## Source records:
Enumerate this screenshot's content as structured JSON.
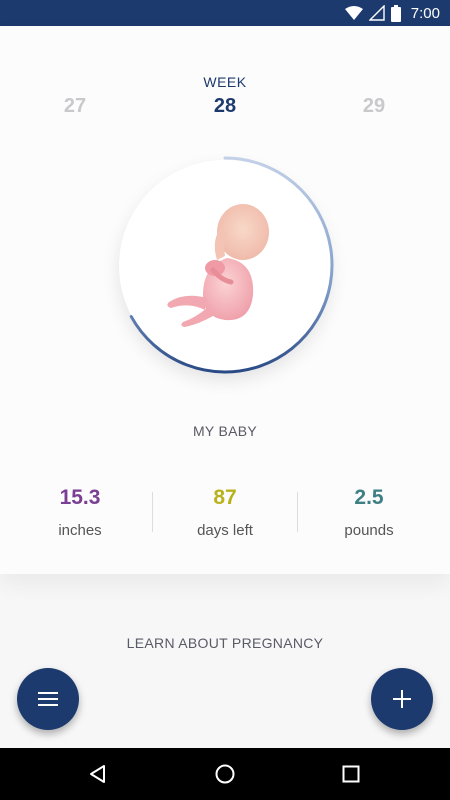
{
  "status_bar": {
    "time": "7:00",
    "icons": [
      "wifi-icon",
      "signal-icon",
      "battery-icon"
    ]
  },
  "week": {
    "label": "WEEK",
    "prev": "27",
    "current": "28",
    "next": "29",
    "progress": 0.67
  },
  "baby": {
    "section_label": "MY BABY"
  },
  "stats": [
    {
      "value": "15.3",
      "label": "inches",
      "color": "#7a3f93"
    },
    {
      "value": "87",
      "label": "days left",
      "color": "#b8b21c"
    },
    {
      "value": "2.5",
      "label": "pounds",
      "color": "#3e7f84"
    }
  ],
  "learn": {
    "label": "LEARN ABOUT PREGNANCY"
  },
  "fabs": {
    "menu_icon": "menu-icon",
    "add_icon": "plus-icon"
  },
  "colors": {
    "primary": "#1d3a6e",
    "ring_light": "#b7c7e3"
  }
}
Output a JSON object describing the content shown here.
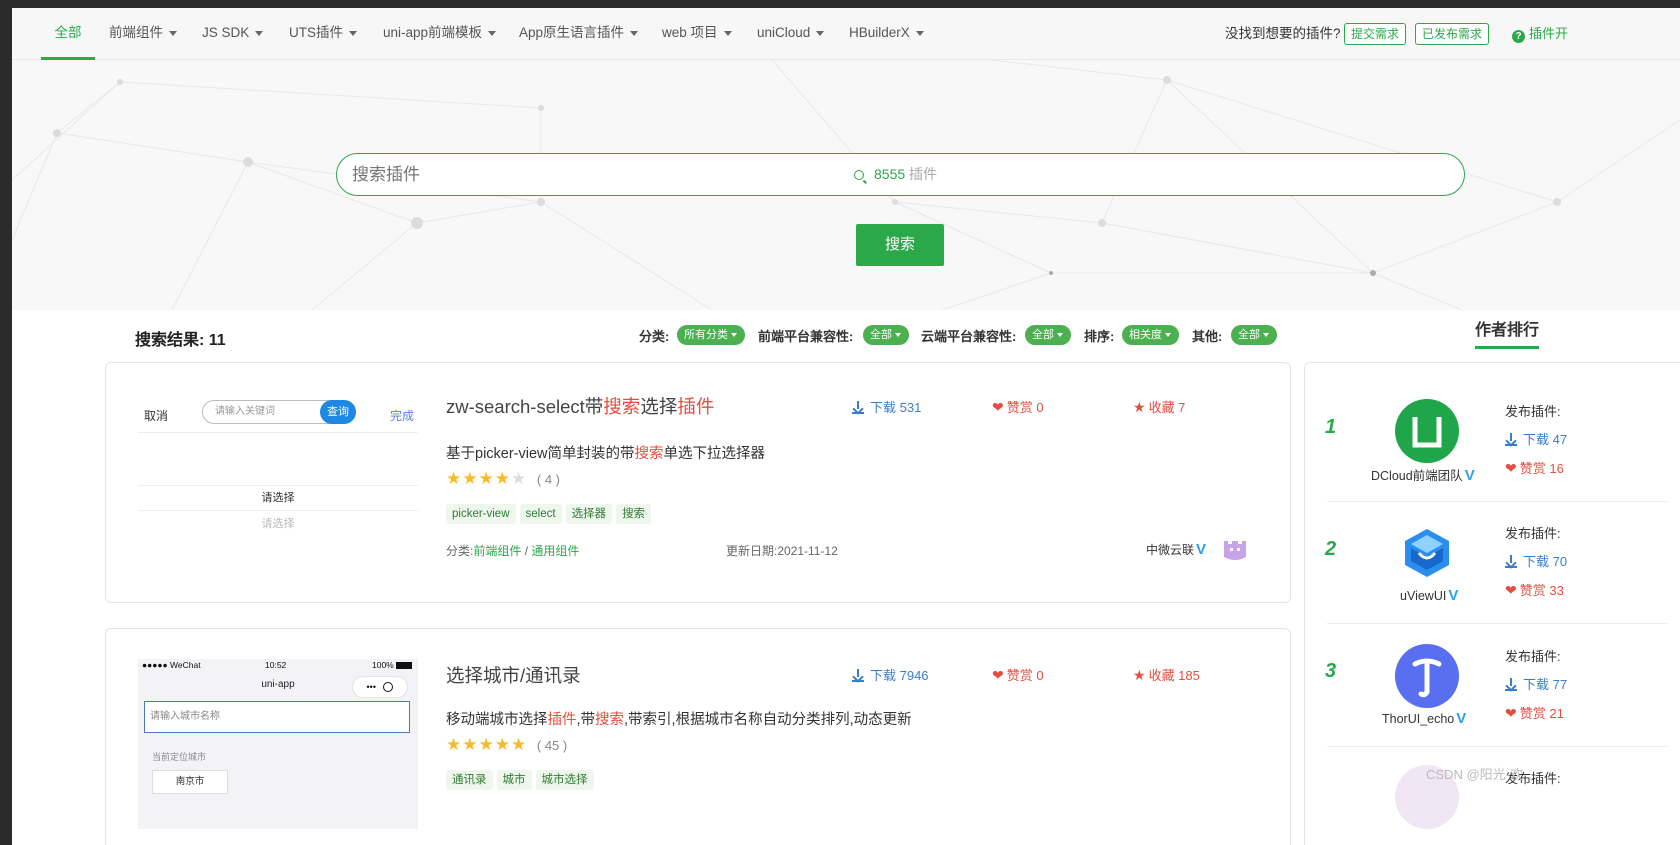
{
  "nav": {
    "items": [
      {
        "label": "全部",
        "active": true,
        "dropdown": false
      },
      {
        "label": "前端组件",
        "dropdown": true
      },
      {
        "label": "JS SDK",
        "dropdown": true
      },
      {
        "label": "UTS插件",
        "dropdown": true
      },
      {
        "label": "uni-app前端模板",
        "dropdown": true
      },
      {
        "label": "App原生语言插件",
        "dropdown": true
      },
      {
        "label": "web 项目",
        "dropdown": true
      },
      {
        "label": "uniCloud",
        "dropdown": true
      },
      {
        "label": "HBuilderX",
        "dropdown": true
      }
    ],
    "prompt": "没找到想要的插件?",
    "submit_request": "提交需求",
    "published_requests": "已发布需求",
    "developer_link": "插件开"
  },
  "search": {
    "placeholder": "搜索插件",
    "count": "8555",
    "count_label": "插件",
    "button": "搜索"
  },
  "filters": {
    "results_label": "搜索结果: 11",
    "category_label": "分类:",
    "category_value": "所有分类",
    "frontend_label": "前端平台兼容性:",
    "frontend_value": "全部",
    "cloud_label": "云端平台兼容性:",
    "cloud_value": "全部",
    "sort_label": "排序:",
    "sort_value": "相关度",
    "other_label": "其他:",
    "other_value": "全部"
  },
  "author_rank_tab": "作者排行",
  "plugins": [
    {
      "title_a": "zw-search-select带",
      "title_b": "搜索",
      "title_c": "选择",
      "title_d": "插件",
      "downloads": "下载 531",
      "tips": "赞赏 0",
      "favorites": "收藏 7",
      "desc_a": "基于picker-view简单封装的带",
      "desc_b": "搜索",
      "desc_c": "单选下拉选择器",
      "rating": 4,
      "rating_count": "( 4 )",
      "tags": [
        "picker-view",
        "select",
        "选择器",
        "搜索"
      ],
      "category_prefix": "分类:",
      "category_main": "前端组件",
      "category_sep": " / ",
      "category_sub": "通用组件",
      "updated": "更新日期:2021-11-12",
      "author": "中微云联",
      "thumb": {
        "cancel": "取消",
        "input_placeholder": "请输入关键词",
        "query": "查询",
        "done": "完成",
        "option_selected": "请选择",
        "option_next": "请选择"
      }
    },
    {
      "title": "选择城市/通讯录",
      "downloads": "下载 7946",
      "tips": "赞赏 0",
      "favorites": "收藏 185",
      "desc_a": "移动端城市选择",
      "desc_b": "插件",
      "desc_c": ",带",
      "desc_d": "搜索",
      "desc_e": ",带索引,根据城市名称自动分类排列,动态更新",
      "rating": 5,
      "rating_count": "( 45 )",
      "tags": [
        "通讯录",
        "城市",
        "城市选择"
      ],
      "thumb": {
        "signal": "●●●●● WeChat",
        "time": "10:52",
        "battery": "100%",
        "title": "uni-app",
        "caps": "•••",
        "input_placeholder": "请输入城市名称",
        "location_label": "当前定位城市",
        "city": "南京市"
      }
    }
  ],
  "ranking": [
    {
      "rank": "1",
      "name": "DCloud前端团队",
      "published_label": "发布插件:",
      "downloads": "下载 47",
      "tips": "赞赏 16"
    },
    {
      "rank": "2",
      "name": "uViewUI",
      "published_label": "发布插件:",
      "downloads": "下载 70",
      "tips": "赞赏 33"
    },
    {
      "rank": "3",
      "name": "ThorUI_echo",
      "published_label": "发布插件:",
      "downloads": "下载 77",
      "tips": "赞赏 21"
    },
    {
      "published_label": "发布插件:"
    }
  ],
  "watermark": "CSDN @阳光-欢",
  "colors": {
    "brand": "#2aa84a",
    "highlight": "#e54d42",
    "link": "#3a7dc9",
    "star": "#f7ba2a"
  }
}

## PROBLEM TO WORK ON:
Repeat each entry exactly as given; no pictures belong in the copy.

## COMPLETED TASK:
Enumerate this screenshot's content as structured JSON.
{
  "status_bar": {
    "time": "7:00",
    "icons": [
      "wifi-icon",
      "signal-icon",
      "battery-icon"
    ]
  },
  "week": {
    "label": "WEEK",
    "prev": "27",
    "current": "28",
    "next": "29",
    "progress": 0.67
  },
  "baby": {
    "section_label": "MY BABY"
  },
  "stats": [
    {
      "value": "15.3",
      "label": "inches",
      "color": "#7a3f93"
    },
    {
      "value": "87",
      "label": "days left",
      "color": "#b8b21c"
    },
    {
      "value": "2.5",
      "label": "pounds",
      "color": "#3e7f84"
    }
  ],
  "learn": {
    "label": "LEARN ABOUT PREGNANCY"
  },
  "fabs": {
    "menu_icon": "menu-icon",
    "add_icon": "plus-icon"
  },
  "colors": {
    "primary": "#1d3a6e",
    "ring_light": "#b7c7e3"
  }
}
Output a JSON object describing the content shown here.
{
  "nav": {
    "items": [
      {
        "label": "全部",
        "active": true,
        "dropdown": false
      },
      {
        "label": "前端组件",
        "dropdown": true
      },
      {
        "label": "JS SDK",
        "dropdown": true
      },
      {
        "label": "UTS插件",
        "dropdown": true
      },
      {
        "label": "uni-app前端模板",
        "dropdown": true
      },
      {
        "label": "App原生语言插件",
        "dropdown": true
      },
      {
        "label": "web 项目",
        "dropdown": true
      },
      {
        "label": "uniCloud",
        "dropdown": true
      },
      {
        "label": "HBuilderX",
        "dropdown": true
      }
    ],
    "prompt": "没找到想要的插件?",
    "submit_request": "提交需求",
    "published_requests": "已发布需求",
    "developer_link": "插件开"
  },
  "search": {
    "placeholder": "搜索插件",
    "count": "8555",
    "count_label": "插件",
    "button": "搜索"
  },
  "filters": {
    "results_label": "搜索结果: 11",
    "category_label": "分类:",
    "category_value": "所有分类",
    "frontend_label": "前端平台兼容性:",
    "frontend_value": "全部",
    "cloud_label": "云端平台兼容性:",
    "cloud_value": "全部",
    "sort_label": "排序:",
    "sort_value": "相关度",
    "other_label": "其他:",
    "other_value": "全部"
  },
  "author_rank_tab": "作者排行",
  "plugins": [
    {
      "title_a": "zw-search-select带",
      "title_b": "搜索",
      "title_c": "选择",
      "title_d": "插件",
      "downloads": "下载 531",
      "tips": "赞赏 0",
      "favorites": "收藏 7",
      "desc_a": "基于picker-view简单封装的带",
      "desc_b": "搜索",
      "desc_c": "单选下拉选择器",
      "rating": 4,
      "rating_count": "( 4 )",
      "tags": [
        "picker-view",
        "select",
        "选择器",
        "搜索"
      ],
      "category_prefix": "分类:",
      "category_main": "前端组件",
      "category_sep": " / ",
      "category_sub": "通用组件",
      "updated": "更新日期:2021-11-12",
      "author": "中微云联",
      "thumb": {
        "cancel": "取消",
        "input_placeholder": "请输入关键词",
        "query": "查询",
        "done": "完成",
        "option_selected": "请选择",
        "option_next": "请选择"
      }
    },
    {
      "title": "选择城市/通讯录",
      "downloads": "下载 7946",
      "tips": "赞赏 0",
      "favorites": "收藏 185",
      "desc_a": "移动端城市选择",
      "desc_b": "插件",
      "desc_c": ",带",
      "desc_d": "搜索",
      "desc_e": ",带索引,根据城市名称自动分类排列,动态更新",
      "rating": 5,
      "rating_count": "( 45 )",
      "tags": [
        "通讯录",
        "城市",
        "城市选择"
      ],
      "thumb": {
        "signal": "●●●●● WeChat",
        "time": "10:52",
        "battery": "100%",
        "title": "uni-app",
        "caps": "•••",
        "input_placeholder": "请输入城市名称",
        "location_label": "当前定位城市",
        "city": "南京市"
      }
    }
  ],
  "ranking": [
    {
      "rank": "1",
      "name": "DCloud前端团队",
      "published_label": "发布插件:",
      "downloads": "下载 47",
      "tips": "赞赏 16"
    },
    {
      "rank": "2",
      "name": "uViewUI",
      "published_label": "发布插件:",
      "downloads": "下载 70",
      "tips": "赞赏 33"
    },
    {
      "rank": "3",
      "name": "ThorUI_echo",
      "published_label": "发布插件:",
      "downloads": "下载 77",
      "tips": "赞赏 21"
    },
    {
      "published_label": "发布插件:"
    }
  ],
  "watermark": "CSDN @阳光-欢",
  "colors": {
    "brand": "#2aa84a",
    "highlight": "#e54d42",
    "link": "#3a7dc9",
    "star": "#f7ba2a"
  }
}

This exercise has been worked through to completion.